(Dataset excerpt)
━━━━━━━━━━━━━━━━━━━━━━━━━━━━━━
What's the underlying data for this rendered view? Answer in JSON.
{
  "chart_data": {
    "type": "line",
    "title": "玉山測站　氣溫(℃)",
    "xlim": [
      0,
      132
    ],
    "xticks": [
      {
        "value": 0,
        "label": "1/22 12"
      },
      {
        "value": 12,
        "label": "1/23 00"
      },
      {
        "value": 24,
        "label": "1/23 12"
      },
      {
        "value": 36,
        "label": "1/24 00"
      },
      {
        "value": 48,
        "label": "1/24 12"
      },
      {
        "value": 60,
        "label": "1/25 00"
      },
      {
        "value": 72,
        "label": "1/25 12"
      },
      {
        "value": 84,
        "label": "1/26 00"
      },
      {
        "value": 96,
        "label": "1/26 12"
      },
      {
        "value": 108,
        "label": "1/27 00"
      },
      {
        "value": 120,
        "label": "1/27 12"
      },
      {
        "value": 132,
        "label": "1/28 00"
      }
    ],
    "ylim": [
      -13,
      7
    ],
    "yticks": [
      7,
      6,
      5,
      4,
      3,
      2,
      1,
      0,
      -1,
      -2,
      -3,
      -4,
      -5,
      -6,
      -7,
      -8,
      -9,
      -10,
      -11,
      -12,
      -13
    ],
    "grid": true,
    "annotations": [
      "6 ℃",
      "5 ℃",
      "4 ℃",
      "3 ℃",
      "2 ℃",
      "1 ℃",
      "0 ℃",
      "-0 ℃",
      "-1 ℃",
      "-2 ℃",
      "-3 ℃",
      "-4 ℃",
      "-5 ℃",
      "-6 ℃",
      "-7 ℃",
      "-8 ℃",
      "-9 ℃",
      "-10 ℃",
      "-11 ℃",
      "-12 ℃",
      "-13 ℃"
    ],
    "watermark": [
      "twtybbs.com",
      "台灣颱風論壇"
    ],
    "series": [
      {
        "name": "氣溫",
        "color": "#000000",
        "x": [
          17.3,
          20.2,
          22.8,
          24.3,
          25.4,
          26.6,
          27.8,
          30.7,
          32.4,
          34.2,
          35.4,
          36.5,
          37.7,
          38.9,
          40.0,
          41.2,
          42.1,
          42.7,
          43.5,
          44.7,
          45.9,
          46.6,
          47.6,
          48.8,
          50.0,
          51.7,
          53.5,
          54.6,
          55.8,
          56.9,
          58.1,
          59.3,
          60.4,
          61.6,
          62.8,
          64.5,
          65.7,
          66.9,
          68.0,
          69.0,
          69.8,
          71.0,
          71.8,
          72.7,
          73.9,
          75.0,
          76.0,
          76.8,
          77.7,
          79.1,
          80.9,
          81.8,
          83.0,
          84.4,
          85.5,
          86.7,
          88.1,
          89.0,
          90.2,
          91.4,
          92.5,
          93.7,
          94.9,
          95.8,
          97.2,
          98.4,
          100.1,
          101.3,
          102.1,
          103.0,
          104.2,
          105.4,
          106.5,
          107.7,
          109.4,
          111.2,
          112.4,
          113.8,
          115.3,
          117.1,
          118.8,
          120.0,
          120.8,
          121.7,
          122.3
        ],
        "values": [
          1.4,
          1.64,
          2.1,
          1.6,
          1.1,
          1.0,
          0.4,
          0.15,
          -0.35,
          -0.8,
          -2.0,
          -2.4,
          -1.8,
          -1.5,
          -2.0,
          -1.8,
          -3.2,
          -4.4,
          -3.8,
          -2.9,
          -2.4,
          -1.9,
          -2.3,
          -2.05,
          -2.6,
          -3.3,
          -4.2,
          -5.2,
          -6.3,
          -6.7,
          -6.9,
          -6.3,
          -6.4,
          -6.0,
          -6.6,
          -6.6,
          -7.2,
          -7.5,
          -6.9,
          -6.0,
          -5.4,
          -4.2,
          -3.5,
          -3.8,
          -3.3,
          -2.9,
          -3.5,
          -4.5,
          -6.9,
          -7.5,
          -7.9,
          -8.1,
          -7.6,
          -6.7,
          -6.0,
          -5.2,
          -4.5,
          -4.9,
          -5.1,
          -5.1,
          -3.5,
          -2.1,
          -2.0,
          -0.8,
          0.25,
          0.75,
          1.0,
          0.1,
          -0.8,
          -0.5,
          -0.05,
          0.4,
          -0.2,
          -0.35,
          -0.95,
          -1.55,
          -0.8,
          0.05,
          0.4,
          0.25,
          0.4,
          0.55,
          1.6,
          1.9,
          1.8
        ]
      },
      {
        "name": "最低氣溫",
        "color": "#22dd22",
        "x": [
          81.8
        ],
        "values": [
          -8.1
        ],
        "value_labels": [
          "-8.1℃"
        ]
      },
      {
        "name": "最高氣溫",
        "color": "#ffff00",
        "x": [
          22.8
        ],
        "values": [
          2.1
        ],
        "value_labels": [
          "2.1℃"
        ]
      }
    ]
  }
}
━━━━━━━━━━━━━━━━━━━━━━━━━━━━━━
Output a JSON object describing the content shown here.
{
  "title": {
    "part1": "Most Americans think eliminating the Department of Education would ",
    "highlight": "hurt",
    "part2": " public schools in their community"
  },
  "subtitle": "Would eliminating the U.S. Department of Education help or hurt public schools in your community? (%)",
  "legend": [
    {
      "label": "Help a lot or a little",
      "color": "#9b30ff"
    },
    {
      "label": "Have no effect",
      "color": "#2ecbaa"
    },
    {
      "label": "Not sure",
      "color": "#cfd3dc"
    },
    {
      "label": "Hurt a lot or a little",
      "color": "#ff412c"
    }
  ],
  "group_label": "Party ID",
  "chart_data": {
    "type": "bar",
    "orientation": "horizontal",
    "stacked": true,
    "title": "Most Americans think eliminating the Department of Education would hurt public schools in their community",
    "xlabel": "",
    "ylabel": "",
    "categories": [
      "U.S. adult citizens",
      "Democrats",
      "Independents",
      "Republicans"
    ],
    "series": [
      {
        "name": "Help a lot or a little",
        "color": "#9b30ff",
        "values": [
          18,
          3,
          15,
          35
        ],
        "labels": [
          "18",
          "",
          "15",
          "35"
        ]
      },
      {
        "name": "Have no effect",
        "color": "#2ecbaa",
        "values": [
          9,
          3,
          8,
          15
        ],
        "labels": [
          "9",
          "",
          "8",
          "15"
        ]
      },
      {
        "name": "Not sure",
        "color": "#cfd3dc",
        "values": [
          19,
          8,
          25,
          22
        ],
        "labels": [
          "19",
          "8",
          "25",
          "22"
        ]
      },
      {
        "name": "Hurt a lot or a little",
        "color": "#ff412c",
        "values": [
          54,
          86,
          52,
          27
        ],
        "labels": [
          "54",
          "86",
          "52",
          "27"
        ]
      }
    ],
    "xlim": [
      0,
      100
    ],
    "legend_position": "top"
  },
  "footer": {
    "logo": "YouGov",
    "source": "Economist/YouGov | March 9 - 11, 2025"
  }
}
━━━━━━━━━━━━━━━━━━━━━━━━━━━━━━
> **Work to be completed**
Among the entries above, how many lines hold the string "color"? Give the number by itself.

> **The solution**
11